Aim of the exercise: Show every line of the records below that contains the word "name".

Rows:

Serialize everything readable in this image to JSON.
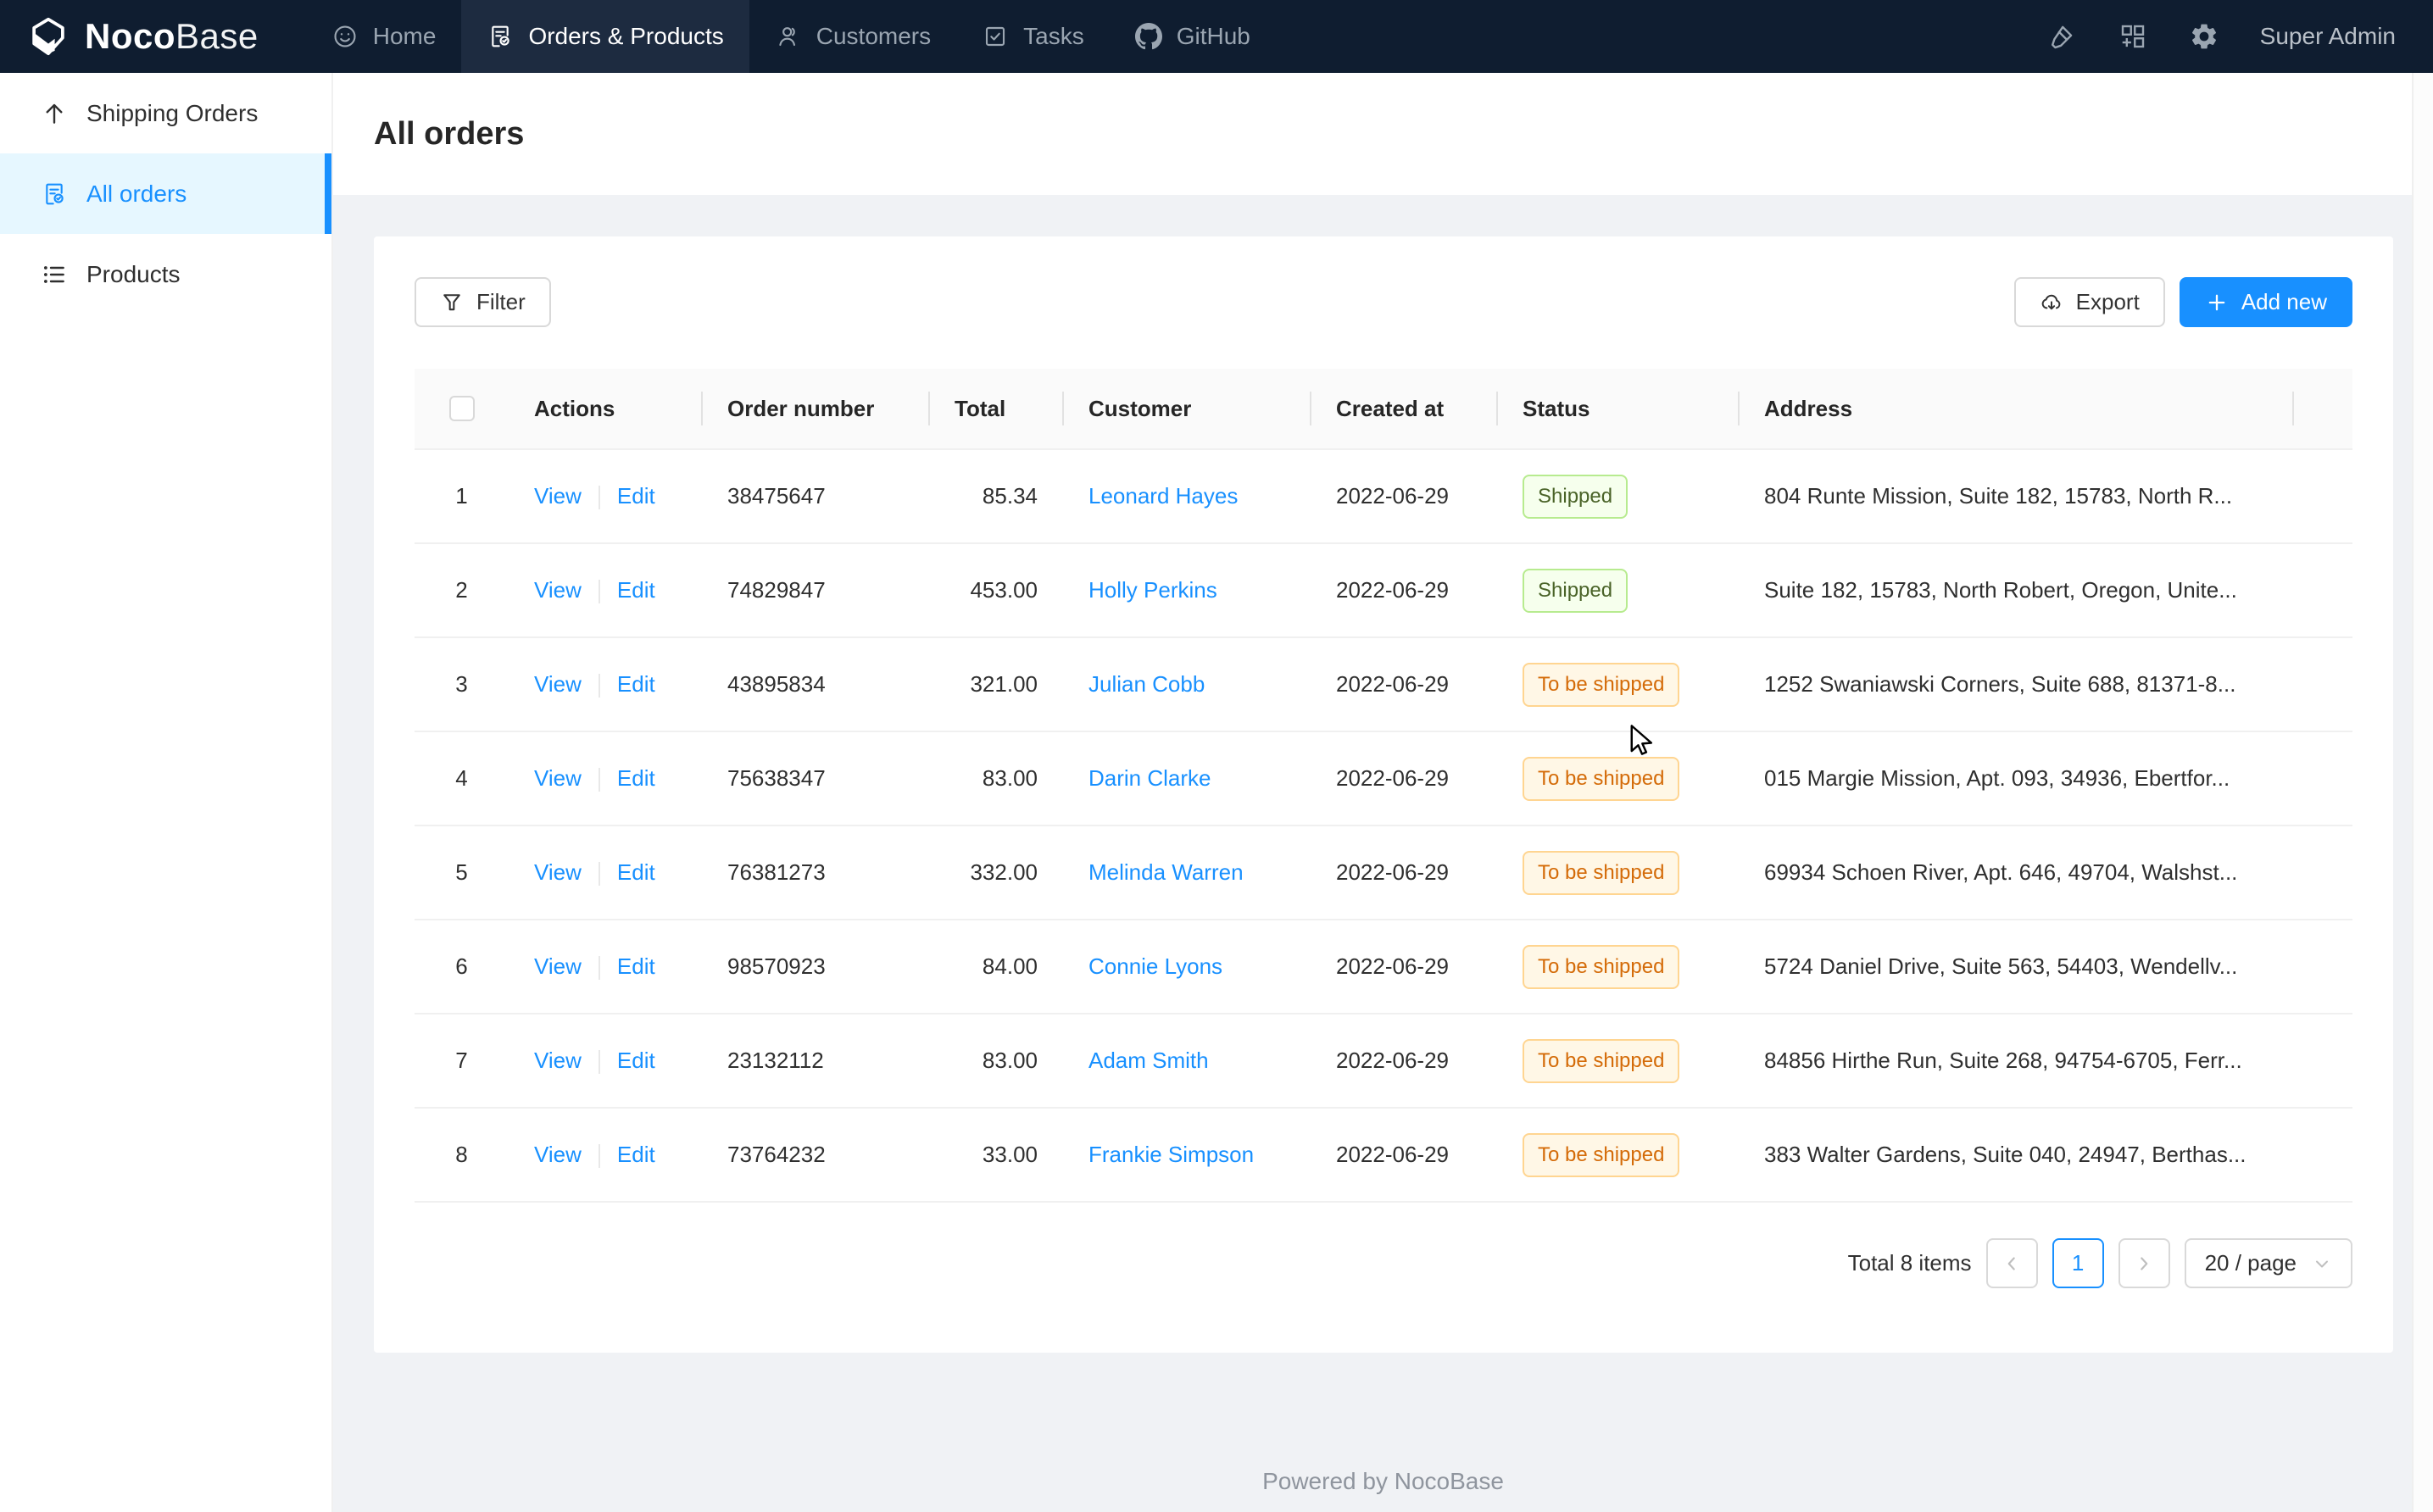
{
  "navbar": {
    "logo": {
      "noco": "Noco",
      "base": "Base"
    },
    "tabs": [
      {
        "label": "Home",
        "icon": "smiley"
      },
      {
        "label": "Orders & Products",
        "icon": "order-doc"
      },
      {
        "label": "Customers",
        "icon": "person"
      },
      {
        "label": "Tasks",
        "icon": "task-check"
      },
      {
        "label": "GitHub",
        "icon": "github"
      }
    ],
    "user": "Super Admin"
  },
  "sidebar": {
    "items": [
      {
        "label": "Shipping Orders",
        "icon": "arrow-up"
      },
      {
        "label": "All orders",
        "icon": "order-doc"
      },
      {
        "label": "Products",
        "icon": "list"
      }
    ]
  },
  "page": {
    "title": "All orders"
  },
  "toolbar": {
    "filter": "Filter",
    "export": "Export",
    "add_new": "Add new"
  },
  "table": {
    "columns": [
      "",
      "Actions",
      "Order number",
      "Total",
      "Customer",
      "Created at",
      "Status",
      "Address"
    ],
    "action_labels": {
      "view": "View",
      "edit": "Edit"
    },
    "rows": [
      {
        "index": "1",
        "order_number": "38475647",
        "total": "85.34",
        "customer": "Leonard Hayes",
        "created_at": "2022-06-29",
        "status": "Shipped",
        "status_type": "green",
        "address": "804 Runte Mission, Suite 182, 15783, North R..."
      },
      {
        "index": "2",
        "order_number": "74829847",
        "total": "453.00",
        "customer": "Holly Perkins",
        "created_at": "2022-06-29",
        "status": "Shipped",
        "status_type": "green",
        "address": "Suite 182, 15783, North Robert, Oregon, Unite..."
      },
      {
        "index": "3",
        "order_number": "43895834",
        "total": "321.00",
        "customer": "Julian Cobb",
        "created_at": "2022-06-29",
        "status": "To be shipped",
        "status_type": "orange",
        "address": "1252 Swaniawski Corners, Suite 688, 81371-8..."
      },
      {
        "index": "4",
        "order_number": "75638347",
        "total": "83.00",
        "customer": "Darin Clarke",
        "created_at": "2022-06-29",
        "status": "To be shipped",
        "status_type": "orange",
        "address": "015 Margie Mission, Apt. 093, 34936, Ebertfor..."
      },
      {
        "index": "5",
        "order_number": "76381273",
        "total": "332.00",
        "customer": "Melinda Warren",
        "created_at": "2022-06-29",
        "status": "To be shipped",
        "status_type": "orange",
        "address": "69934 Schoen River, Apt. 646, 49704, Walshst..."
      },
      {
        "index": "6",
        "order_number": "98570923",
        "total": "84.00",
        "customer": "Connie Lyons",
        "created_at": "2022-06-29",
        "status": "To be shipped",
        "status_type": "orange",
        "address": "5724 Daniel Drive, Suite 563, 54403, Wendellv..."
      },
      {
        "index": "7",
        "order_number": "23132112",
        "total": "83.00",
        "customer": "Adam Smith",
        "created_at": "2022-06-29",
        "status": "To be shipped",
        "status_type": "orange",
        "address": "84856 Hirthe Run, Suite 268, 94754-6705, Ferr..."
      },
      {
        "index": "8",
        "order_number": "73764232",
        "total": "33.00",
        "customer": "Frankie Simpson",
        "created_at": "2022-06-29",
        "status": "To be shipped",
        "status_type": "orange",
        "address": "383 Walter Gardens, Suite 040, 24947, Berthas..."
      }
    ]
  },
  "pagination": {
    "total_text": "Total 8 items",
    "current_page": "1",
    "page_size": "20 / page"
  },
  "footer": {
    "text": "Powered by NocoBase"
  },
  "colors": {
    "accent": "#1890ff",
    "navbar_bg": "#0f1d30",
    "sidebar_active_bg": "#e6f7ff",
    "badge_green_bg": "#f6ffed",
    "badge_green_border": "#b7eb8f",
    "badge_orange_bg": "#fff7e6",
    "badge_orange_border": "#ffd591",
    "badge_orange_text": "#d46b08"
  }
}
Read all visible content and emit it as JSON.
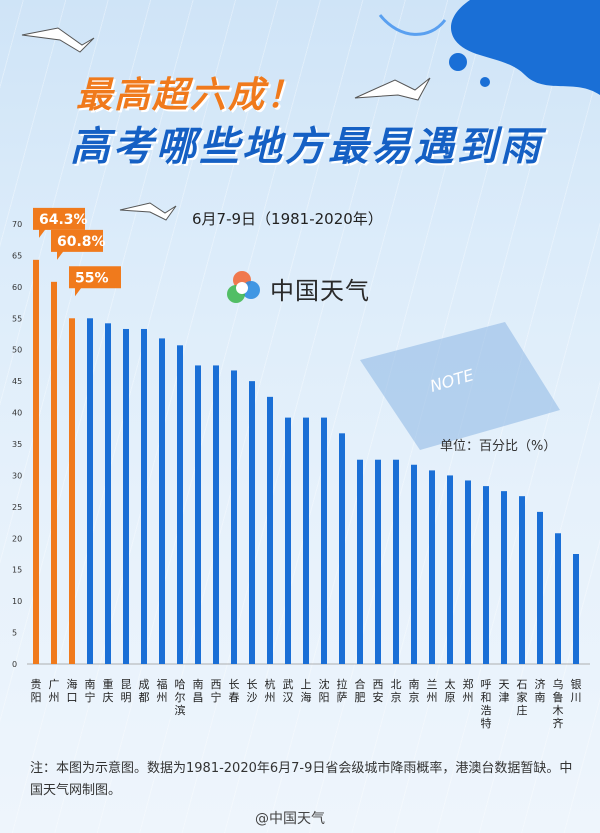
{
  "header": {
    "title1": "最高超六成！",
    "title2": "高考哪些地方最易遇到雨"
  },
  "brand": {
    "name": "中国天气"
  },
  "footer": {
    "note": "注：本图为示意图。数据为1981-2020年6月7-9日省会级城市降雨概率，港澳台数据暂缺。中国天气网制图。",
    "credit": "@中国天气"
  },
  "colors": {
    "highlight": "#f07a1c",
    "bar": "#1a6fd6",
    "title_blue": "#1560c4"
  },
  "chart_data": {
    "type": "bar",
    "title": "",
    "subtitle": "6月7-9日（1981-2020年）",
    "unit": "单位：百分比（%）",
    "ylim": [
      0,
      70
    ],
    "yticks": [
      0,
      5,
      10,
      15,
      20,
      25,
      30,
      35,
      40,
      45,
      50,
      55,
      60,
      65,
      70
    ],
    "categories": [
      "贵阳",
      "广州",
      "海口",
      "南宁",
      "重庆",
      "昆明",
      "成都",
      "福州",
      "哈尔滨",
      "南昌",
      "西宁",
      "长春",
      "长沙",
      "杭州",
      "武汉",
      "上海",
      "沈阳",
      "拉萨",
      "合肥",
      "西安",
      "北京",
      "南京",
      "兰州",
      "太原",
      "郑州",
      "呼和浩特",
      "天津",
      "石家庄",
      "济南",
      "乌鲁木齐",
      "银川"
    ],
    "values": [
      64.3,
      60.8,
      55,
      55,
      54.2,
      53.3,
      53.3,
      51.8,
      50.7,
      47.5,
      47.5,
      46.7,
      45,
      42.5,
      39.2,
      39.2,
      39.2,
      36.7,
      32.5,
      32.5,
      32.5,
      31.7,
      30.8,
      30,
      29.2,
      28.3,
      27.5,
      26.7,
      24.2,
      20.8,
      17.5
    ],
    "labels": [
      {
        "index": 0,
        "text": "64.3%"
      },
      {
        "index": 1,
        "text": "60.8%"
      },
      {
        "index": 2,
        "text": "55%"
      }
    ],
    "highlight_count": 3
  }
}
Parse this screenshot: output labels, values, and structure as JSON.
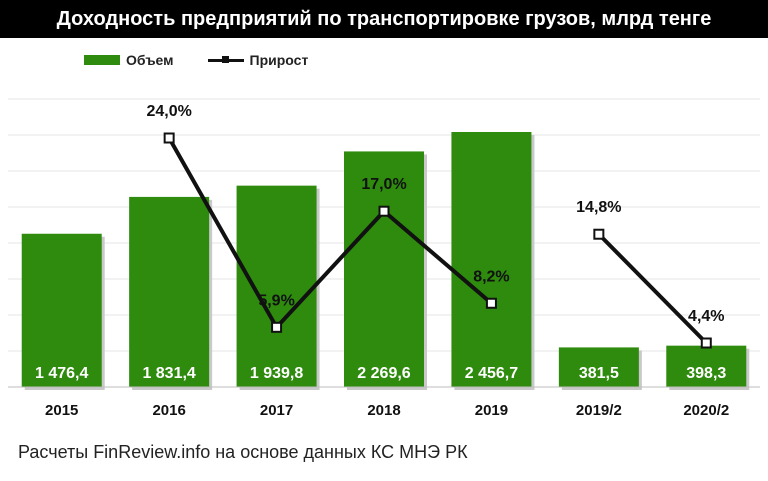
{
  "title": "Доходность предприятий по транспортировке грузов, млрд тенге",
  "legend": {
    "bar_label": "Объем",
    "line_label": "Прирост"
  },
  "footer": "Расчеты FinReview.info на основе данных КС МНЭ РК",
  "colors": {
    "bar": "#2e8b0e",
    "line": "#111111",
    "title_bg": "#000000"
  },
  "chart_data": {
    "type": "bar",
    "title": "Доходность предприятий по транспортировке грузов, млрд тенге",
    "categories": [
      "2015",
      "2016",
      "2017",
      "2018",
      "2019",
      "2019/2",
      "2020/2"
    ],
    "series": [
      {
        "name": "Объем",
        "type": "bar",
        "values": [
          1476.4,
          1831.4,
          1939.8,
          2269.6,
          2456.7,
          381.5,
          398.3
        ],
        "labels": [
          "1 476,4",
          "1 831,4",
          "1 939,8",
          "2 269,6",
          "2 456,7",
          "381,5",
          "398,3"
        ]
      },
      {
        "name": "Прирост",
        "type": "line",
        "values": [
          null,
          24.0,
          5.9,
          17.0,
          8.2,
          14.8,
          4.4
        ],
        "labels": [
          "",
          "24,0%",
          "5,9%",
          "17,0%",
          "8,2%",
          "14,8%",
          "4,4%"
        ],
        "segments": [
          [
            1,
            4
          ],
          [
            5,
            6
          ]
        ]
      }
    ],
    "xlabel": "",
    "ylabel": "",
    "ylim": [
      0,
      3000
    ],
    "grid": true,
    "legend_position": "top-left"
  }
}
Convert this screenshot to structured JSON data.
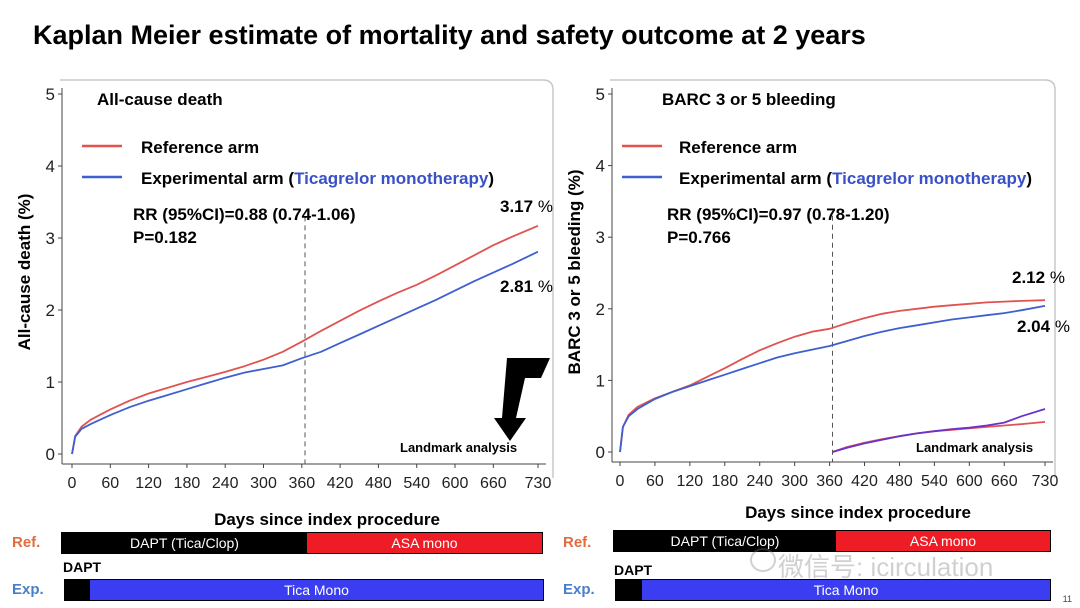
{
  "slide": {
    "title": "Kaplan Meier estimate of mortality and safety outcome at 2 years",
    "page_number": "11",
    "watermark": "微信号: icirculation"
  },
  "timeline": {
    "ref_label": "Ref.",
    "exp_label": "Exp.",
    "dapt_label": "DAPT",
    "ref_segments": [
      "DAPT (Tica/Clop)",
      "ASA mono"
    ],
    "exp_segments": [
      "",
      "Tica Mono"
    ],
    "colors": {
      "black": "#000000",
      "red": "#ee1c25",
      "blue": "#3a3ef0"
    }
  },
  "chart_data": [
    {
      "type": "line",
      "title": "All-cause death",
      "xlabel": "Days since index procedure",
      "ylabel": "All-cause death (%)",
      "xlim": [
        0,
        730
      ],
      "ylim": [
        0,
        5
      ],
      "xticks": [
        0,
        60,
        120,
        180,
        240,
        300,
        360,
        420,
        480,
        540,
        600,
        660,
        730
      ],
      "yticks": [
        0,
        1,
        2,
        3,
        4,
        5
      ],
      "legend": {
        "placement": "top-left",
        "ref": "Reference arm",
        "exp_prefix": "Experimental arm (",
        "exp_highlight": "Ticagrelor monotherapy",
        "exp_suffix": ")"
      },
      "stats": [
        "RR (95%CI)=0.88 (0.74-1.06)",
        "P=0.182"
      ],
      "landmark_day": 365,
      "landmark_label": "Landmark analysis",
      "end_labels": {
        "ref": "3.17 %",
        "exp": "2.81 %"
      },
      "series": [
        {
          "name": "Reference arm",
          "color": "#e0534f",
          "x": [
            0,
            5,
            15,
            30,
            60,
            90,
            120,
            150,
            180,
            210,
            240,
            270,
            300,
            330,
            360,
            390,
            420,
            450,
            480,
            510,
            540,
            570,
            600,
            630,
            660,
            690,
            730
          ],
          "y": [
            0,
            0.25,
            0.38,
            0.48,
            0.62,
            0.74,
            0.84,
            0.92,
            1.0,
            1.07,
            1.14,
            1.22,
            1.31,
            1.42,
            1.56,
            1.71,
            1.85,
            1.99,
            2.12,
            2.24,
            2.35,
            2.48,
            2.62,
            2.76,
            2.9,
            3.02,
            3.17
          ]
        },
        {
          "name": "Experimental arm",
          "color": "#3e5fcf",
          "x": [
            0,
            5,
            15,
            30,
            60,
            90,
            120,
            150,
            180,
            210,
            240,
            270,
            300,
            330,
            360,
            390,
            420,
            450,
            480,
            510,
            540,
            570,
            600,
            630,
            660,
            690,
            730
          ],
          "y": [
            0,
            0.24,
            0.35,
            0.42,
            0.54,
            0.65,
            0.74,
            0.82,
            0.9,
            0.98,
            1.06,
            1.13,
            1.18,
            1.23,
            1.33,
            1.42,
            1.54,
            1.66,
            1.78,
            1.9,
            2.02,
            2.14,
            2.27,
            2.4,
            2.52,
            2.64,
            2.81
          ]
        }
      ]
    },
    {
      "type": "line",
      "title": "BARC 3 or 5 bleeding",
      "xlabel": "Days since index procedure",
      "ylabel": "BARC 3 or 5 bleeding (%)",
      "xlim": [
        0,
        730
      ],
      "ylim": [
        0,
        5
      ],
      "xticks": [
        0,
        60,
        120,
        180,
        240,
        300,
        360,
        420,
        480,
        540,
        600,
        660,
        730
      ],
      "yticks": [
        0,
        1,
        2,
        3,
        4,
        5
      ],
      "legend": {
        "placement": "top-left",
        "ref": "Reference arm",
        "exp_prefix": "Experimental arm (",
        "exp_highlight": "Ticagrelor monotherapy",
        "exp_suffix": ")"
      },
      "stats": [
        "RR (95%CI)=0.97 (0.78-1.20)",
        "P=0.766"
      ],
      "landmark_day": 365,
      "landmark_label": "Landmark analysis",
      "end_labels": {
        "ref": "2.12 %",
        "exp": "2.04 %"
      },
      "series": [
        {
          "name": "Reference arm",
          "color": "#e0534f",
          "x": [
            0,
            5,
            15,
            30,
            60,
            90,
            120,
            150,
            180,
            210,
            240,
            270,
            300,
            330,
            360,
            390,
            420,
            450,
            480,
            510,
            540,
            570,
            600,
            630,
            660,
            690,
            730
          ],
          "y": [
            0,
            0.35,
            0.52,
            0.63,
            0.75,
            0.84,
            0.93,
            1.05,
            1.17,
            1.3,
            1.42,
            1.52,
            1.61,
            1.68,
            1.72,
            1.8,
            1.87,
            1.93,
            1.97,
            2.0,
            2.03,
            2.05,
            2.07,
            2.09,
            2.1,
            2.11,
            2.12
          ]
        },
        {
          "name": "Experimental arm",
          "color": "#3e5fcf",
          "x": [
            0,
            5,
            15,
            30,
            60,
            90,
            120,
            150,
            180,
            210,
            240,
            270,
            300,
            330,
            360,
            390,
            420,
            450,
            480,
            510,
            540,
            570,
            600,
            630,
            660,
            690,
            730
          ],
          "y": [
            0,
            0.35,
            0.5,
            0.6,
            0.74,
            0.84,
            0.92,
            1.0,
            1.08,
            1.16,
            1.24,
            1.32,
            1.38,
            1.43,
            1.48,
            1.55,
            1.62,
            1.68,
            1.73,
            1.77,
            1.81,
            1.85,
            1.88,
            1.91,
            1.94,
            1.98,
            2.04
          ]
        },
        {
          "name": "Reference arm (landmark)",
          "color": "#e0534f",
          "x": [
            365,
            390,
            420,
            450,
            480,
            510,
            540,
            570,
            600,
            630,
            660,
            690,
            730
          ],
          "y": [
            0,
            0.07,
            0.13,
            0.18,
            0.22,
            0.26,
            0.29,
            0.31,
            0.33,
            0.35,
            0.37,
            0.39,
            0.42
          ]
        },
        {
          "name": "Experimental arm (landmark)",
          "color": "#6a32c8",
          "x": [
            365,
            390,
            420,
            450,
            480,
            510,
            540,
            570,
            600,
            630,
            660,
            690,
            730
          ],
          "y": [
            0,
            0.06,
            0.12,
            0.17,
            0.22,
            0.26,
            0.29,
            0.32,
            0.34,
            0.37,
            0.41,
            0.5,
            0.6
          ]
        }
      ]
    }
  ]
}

Task solution:
    "name": "中国天气"
        "name": "Объем",
        "name": "Прирост",
          "name": "Reference arm",
          "name": "Experimental arm",
          "name": "Reference arm",
          "name": "Experimental arm",
          "name": "Reference arm (landmark)",
          "name": "Experimental arm (landmark)",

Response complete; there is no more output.